--- Supplied records ---

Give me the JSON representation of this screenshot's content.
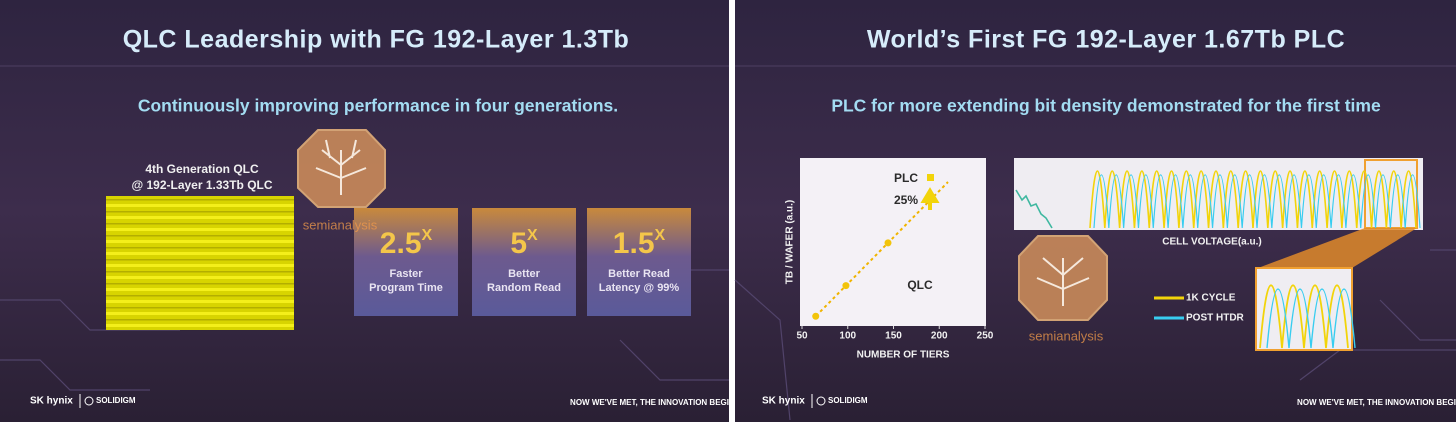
{
  "left_slide": {
    "title": "QLC Leadership with FG 192-Layer 1.3Tb",
    "subtitle": "Continuously improving performance in four generations.",
    "die_caption": [
      "4th Generation QLC",
      "@ 192-Layer 1.33Tb QLC"
    ],
    "metrics": [
      {
        "value": "2.5",
        "unit": "X",
        "lines": [
          "Faster",
          "Program Time"
        ]
      },
      {
        "value": "5",
        "unit": "X",
        "lines": [
          "Better",
          "Random Read"
        ]
      },
      {
        "value": "1.5",
        "unit": "X",
        "lines": [
          "Better Read",
          "Latency @ 99%"
        ]
      }
    ]
  },
  "right_slide": {
    "title": "World’s First FG 192-Layer 1.67Tb PLC",
    "subtitle": "PLC for more extending bit density demonstrated for the first time",
    "density_chart": {
      "y_label": "TB / WAFER (a.u.)",
      "x_label": "NUMBER OF TIERS",
      "xlim": [
        50,
        250
      ],
      "xticks": [
        50,
        100,
        150,
        200,
        250
      ],
      "points": [
        65,
        98,
        144,
        192
      ],
      "plc_label": "PLC",
      "gain_label": "25%",
      "qlc_label": "QLC"
    },
    "voltage_chart": {
      "x_label": "CELL VOLTAGE(a.u.)",
      "legend": [
        {
          "name": "1K CYCLE",
          "color": "#f2d40a"
        },
        {
          "name": "POST HTDR",
          "color": "#38cdf0"
        }
      ]
    }
  },
  "watermark": "semianalysis",
  "footer": {
    "brand": "SK hynix",
    "partner": "SOLIDIGM",
    "tagline": "NOW WE'VE MET, THE INNOVATION BEGI"
  }
}
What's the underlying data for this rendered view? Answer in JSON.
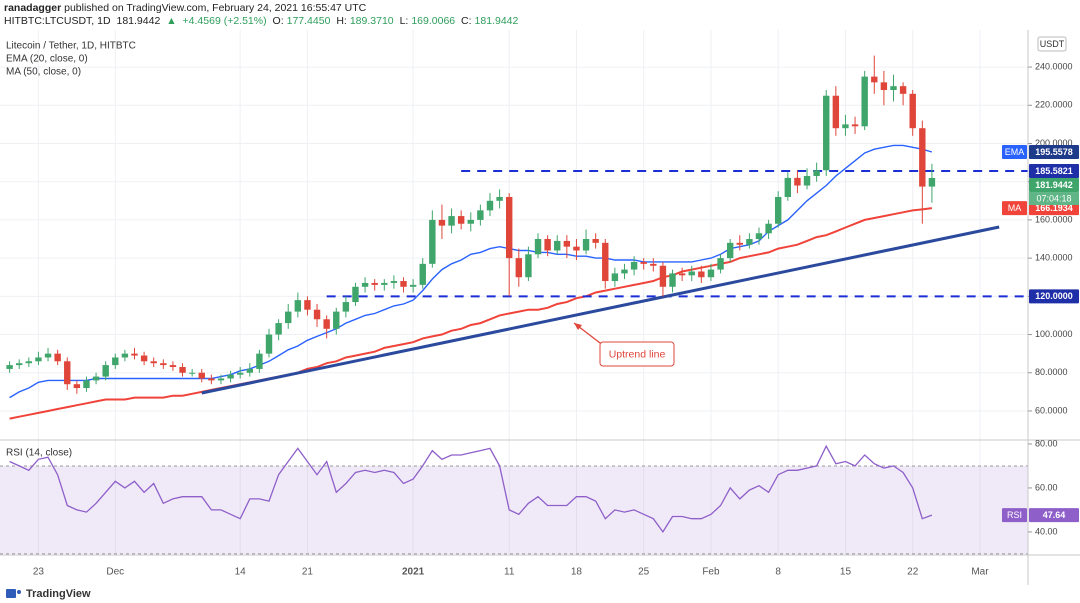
{
  "chart_data": {
    "type": "candlestick",
    "header": {
      "author": "ranadagger",
      "published": "published on TradingView.com, February 24, 2021 16:55:47 UTC",
      "symbol": "HITBTC:LTCUSDT, 1D",
      "price": "181.9442",
      "arrow": "▲",
      "change": "+4.4569 (+2.51%)",
      "ohlc": [
        {
          "k": "O:",
          "v": "177.4450"
        },
        {
          "k": "H:",
          "v": "189.3710"
        },
        {
          "k": "L:",
          "v": "169.0066"
        },
        {
          "k": "C:",
          "v": "181.9442"
        }
      ]
    },
    "title": "Litecoin / Tether, 1D, HITBTC",
    "indicator_labels": [
      "EMA (20, close, 0)",
      "MA (50, close, 0)"
    ],
    "currency": "USDT",
    "countdown": "07:04:18",
    "brand": "TradingView",
    "annotation": "Uptrend line",
    "up_color": "#3fa56b",
    "down_color": "#e0453a",
    "grid": true,
    "xlim": [
      "2020-11-19",
      "2021-03-06"
    ],
    "xticks": [
      {
        "value": "2020-11-23",
        "label": "23"
      },
      {
        "value": "2020-12-01",
        "label": "Dec"
      },
      {
        "value": "2020-12-14",
        "label": "14"
      },
      {
        "value": "2020-12-21",
        "label": "21"
      },
      {
        "value": "2021-01-01",
        "label": "2021",
        "bold": true
      },
      {
        "value": "2021-01-11",
        "label": "11"
      },
      {
        "value": "2021-01-18",
        "label": "18"
      },
      {
        "value": "2021-01-25",
        "label": "25"
      },
      {
        "value": "2021-02-01",
        "label": "Feb"
      },
      {
        "value": "2021-02-08",
        "label": "8"
      },
      {
        "value": "2021-02-15",
        "label": "15"
      },
      {
        "value": "2021-02-22",
        "label": "22"
      },
      {
        "value": "2021-03-01",
        "label": "Mar"
      }
    ],
    "ylim": [
      44.8,
      259.4
    ],
    "yticks": [
      {
        "value": 60,
        "label": "60.0000"
      },
      {
        "value": 80,
        "label": "80.0000"
      },
      {
        "value": 100,
        "label": "100.0000"
      },
      {
        "value": 120,
        "label": "120.0000"
      },
      {
        "value": 140,
        "label": "140.0000"
      },
      {
        "value": 160,
        "label": "160.0000"
      },
      {
        "value": 180,
        "label": "180.0000"
      },
      {
        "value": 200,
        "label": "200.0000"
      },
      {
        "value": 220,
        "label": "220.0000"
      },
      {
        "value": 240,
        "label": "240.0000"
      }
    ],
    "x": [
      "2020-11-20",
      "2020-11-21",
      "2020-11-22",
      "2020-11-23",
      "2020-11-24",
      "2020-11-25",
      "2020-11-26",
      "2020-11-27",
      "2020-11-28",
      "2020-11-29",
      "2020-11-30",
      "2020-12-01",
      "2020-12-02",
      "2020-12-03",
      "2020-12-04",
      "2020-12-05",
      "2020-12-06",
      "2020-12-07",
      "2020-12-08",
      "2020-12-09",
      "2020-12-10",
      "2020-12-11",
      "2020-12-12",
      "2020-12-13",
      "2020-12-14",
      "2020-12-15",
      "2020-12-16",
      "2020-12-17",
      "2020-12-18",
      "2020-12-19",
      "2020-12-20",
      "2020-12-21",
      "2020-12-22",
      "2020-12-23",
      "2020-12-24",
      "2020-12-25",
      "2020-12-26",
      "2020-12-27",
      "2020-12-28",
      "2020-12-29",
      "2020-12-30",
      "2020-12-31",
      "2021-01-01",
      "2021-01-02",
      "2021-01-03",
      "2021-01-04",
      "2021-01-05",
      "2021-01-06",
      "2021-01-07",
      "2021-01-08",
      "2021-01-09",
      "2021-01-10",
      "2021-01-11",
      "2021-01-12",
      "2021-01-13",
      "2021-01-14",
      "2021-01-15",
      "2021-01-16",
      "2021-01-17",
      "2021-01-18",
      "2021-01-19",
      "2021-01-20",
      "2021-01-21",
      "2021-01-22",
      "2021-01-23",
      "2021-01-24",
      "2021-01-25",
      "2021-01-26",
      "2021-01-27",
      "2021-01-28",
      "2021-01-29",
      "2021-01-30",
      "2021-01-31",
      "2021-02-01",
      "2021-02-02",
      "2021-02-03",
      "2021-02-04",
      "2021-02-05",
      "2021-02-06",
      "2021-02-07",
      "2021-02-08",
      "2021-02-09",
      "2021-02-10",
      "2021-02-11",
      "2021-02-12",
      "2021-02-13",
      "2021-02-14",
      "2021-02-15",
      "2021-02-16",
      "2021-02-17",
      "2021-02-18",
      "2021-02-19",
      "2021-02-20",
      "2021-02-21",
      "2021-02-22",
      "2021-02-23",
      "2021-02-24"
    ],
    "open": [
      82,
      84,
      85,
      86,
      88,
      90,
      86,
      74,
      72,
      76,
      78,
      84,
      88,
      90,
      89,
      86,
      85,
      84,
      83,
      80,
      80,
      77,
      76,
      77,
      79,
      80,
      82,
      90,
      100,
      106,
      112,
      118,
      113,
      108,
      103,
      112,
      117,
      125,
      127,
      126,
      127,
      128,
      125,
      126,
      137,
      160,
      157,
      162,
      158,
      160,
      165,
      170,
      172,
      140,
      130,
      142,
      150,
      144,
      149,
      146,
      144,
      150,
      148,
      128,
      132,
      134,
      138,
      137,
      136,
      125,
      132,
      131,
      133,
      130,
      134,
      140,
      148,
      147,
      150,
      153,
      158,
      172,
      182,
      178,
      183,
      186,
      225,
      208,
      210,
      209,
      235,
      232,
      228,
      230,
      226,
      208,
      177.445
    ],
    "high": [
      86,
      87,
      88,
      91,
      93,
      92,
      88,
      76,
      78,
      80,
      86,
      90,
      92,
      93,
      91,
      88,
      87,
      86,
      85,
      82,
      82,
      79,
      79,
      81,
      83,
      85,
      92,
      103,
      108,
      116,
      122,
      120,
      116,
      110,
      114,
      120,
      127,
      130,
      129,
      129,
      131,
      130,
      129,
      140,
      165,
      168,
      166,
      165,
      164,
      168,
      174,
      176,
      174,
      145,
      146,
      153,
      152,
      152,
      152,
      150,
      155,
      153,
      150,
      135,
      137,
      141,
      140,
      140,
      138,
      134,
      135,
      136,
      136,
      137,
      142,
      150,
      152,
      153,
      156,
      160,
      175,
      185,
      186,
      187,
      190,
      228,
      230,
      215,
      214,
      238,
      246,
      238,
      236,
      232,
      228,
      212,
      189.371
    ],
    "low": [
      80,
      82,
      83,
      84,
      86,
      84,
      71,
      69,
      70,
      74,
      76,
      82,
      86,
      87,
      84,
      83,
      82,
      81,
      78,
      78,
      75,
      74,
      74,
      75,
      77,
      78,
      80,
      88,
      97,
      103,
      109,
      110,
      104,
      98,
      100,
      109,
      115,
      122,
      123,
      123,
      124,
      122,
      122,
      124,
      135,
      150,
      153,
      155,
      154,
      157,
      162,
      166,
      120,
      125,
      128,
      140,
      141,
      142,
      140,
      139,
      142,
      145,
      124,
      125,
      129,
      131,
      134,
      133,
      120,
      122,
      128,
      128,
      127,
      128,
      132,
      138,
      144,
      145,
      147,
      150,
      156,
      170,
      174,
      176,
      180,
      183,
      204,
      204,
      205,
      207,
      226,
      220,
      222,
      220,
      204,
      158,
      169.0066
    ],
    "close": [
      84,
      85,
      86,
      88,
      90,
      86,
      74,
      72,
      76,
      78,
      84,
      88,
      90,
      89,
      86,
      85,
      84,
      83,
      80,
      80,
      77,
      76,
      77,
      79,
      80,
      82,
      90,
      100,
      106,
      112,
      118,
      113,
      108,
      103,
      112,
      117,
      125,
      127,
      126,
      127,
      128,
      125,
      126,
      137,
      160,
      157,
      162,
      158,
      160,
      165,
      170,
      172,
      140,
      130,
      142,
      150,
      144,
      149,
      146,
      144,
      150,
      148,
      128,
      132,
      134,
      138,
      137,
      136,
      125,
      132,
      131,
      133,
      130,
      134,
      140,
      148,
      147,
      150,
      153,
      158,
      172,
      182,
      178,
      183,
      186,
      225,
      208,
      210,
      209,
      235,
      232,
      228,
      230,
      226,
      208,
      177.445,
      181.9442
    ],
    "series": [
      {
        "name": "EMA",
        "color": "#2962ff",
        "values": [
          67,
          70,
          72,
          75,
          76,
          76,
          76,
          76,
          76,
          77,
          77,
          77,
          77,
          77,
          77,
          77,
          77,
          77,
          77,
          77,
          77,
          77,
          78,
          79,
          81,
          82,
          84,
          86,
          89,
          92,
          94,
          97,
          99,
          101,
          103,
          106,
          108,
          110,
          111,
          113,
          115,
          116,
          118,
          123,
          129,
          134,
          137,
          139,
          142,
          143,
          145,
          146,
          145,
          144,
          144,
          143,
          143,
          142,
          142,
          141,
          141,
          140,
          140,
          139,
          139,
          139,
          138,
          138,
          138,
          138,
          138,
          138,
          139,
          140,
          142,
          145,
          146,
          147,
          149,
          154,
          157,
          160,
          165,
          170,
          174,
          178,
          183,
          187,
          191,
          195,
          197,
          198,
          199,
          199,
          198,
          197,
          195.5578
        ]
      },
      {
        "name": "MA",
        "color": "#f0433a",
        "values": [
          56,
          57,
          58,
          59,
          60,
          61,
          62,
          63,
          64,
          65,
          66,
          66,
          66,
          67,
          67,
          67,
          67,
          68,
          68,
          69,
          70,
          71,
          72,
          73,
          74,
          75,
          76,
          77,
          78,
          79,
          80,
          82,
          83,
          85,
          86,
          88,
          89,
          90,
          91,
          93,
          94,
          95,
          96,
          98,
          99,
          100,
          102,
          103,
          105,
          106,
          108,
          110,
          111,
          112,
          113,
          113,
          114,
          116,
          117,
          119,
          120,
          122,
          123,
          124,
          125,
          126,
          127,
          128,
          130,
          131,
          133,
          134,
          135,
          136,
          137,
          138,
          140,
          141,
          142,
          143,
          145,
          146,
          147,
          149,
          151,
          152,
          154,
          156,
          158,
          160,
          161,
          162,
          163,
          164,
          165,
          165.5,
          166.1934
        ]
      }
    ],
    "levels": [
      {
        "value": 185.5821,
        "from": "2021-01-06",
        "color": "#1a2fd6"
      },
      {
        "value": 120,
        "label": "120.0000",
        "from": "2020-12-23",
        "color": "#1a2fd6"
      }
    ],
    "trendline": {
      "points": [
        [
          "2020-12-10",
          69.4
        ],
        [
          "2021-03-03",
          156.3
        ]
      ],
      "color": "#2b4a9e"
    },
    "rsi": {
      "label": "RSI (14, close)",
      "name": "RSI",
      "color": "#8e5fc9",
      "ylim": [
        29.5,
        81.8
      ],
      "yticks": [
        {
          "value": 40,
          "label": "40.00"
        },
        {
          "value": 60,
          "label": "60.00"
        },
        {
          "value": 80,
          "label": "80.00"
        }
      ],
      "band": [
        30,
        70
      ],
      "values": [
        72,
        70,
        68,
        73,
        74,
        66,
        52,
        50,
        49,
        53,
        58,
        63,
        60,
        63,
        58,
        62,
        53,
        55,
        56,
        56,
        56,
        50,
        50,
        48,
        46,
        55,
        55,
        54,
        66,
        72,
        78,
        72,
        66,
        72,
        58,
        62,
        67,
        68,
        67,
        68,
        67,
        62,
        64,
        70,
        77,
        73,
        75,
        75,
        76,
        77,
        78,
        70,
        50,
        48,
        53,
        56,
        52,
        52,
        52,
        56,
        56,
        54,
        46,
        50,
        49,
        50,
        48,
        46,
        40,
        47,
        47,
        46,
        46,
        48,
        52,
        60,
        55,
        59,
        61,
        58,
        66,
        68,
        68,
        69,
        70,
        79,
        71,
        72,
        70,
        75,
        71,
        69,
        70,
        67,
        60,
        46,
        47.64
      ]
    }
  }
}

---

* [To do] What count of lines in the listing contain the word "this"? Reply with the number only.

* [Solved exercise] 2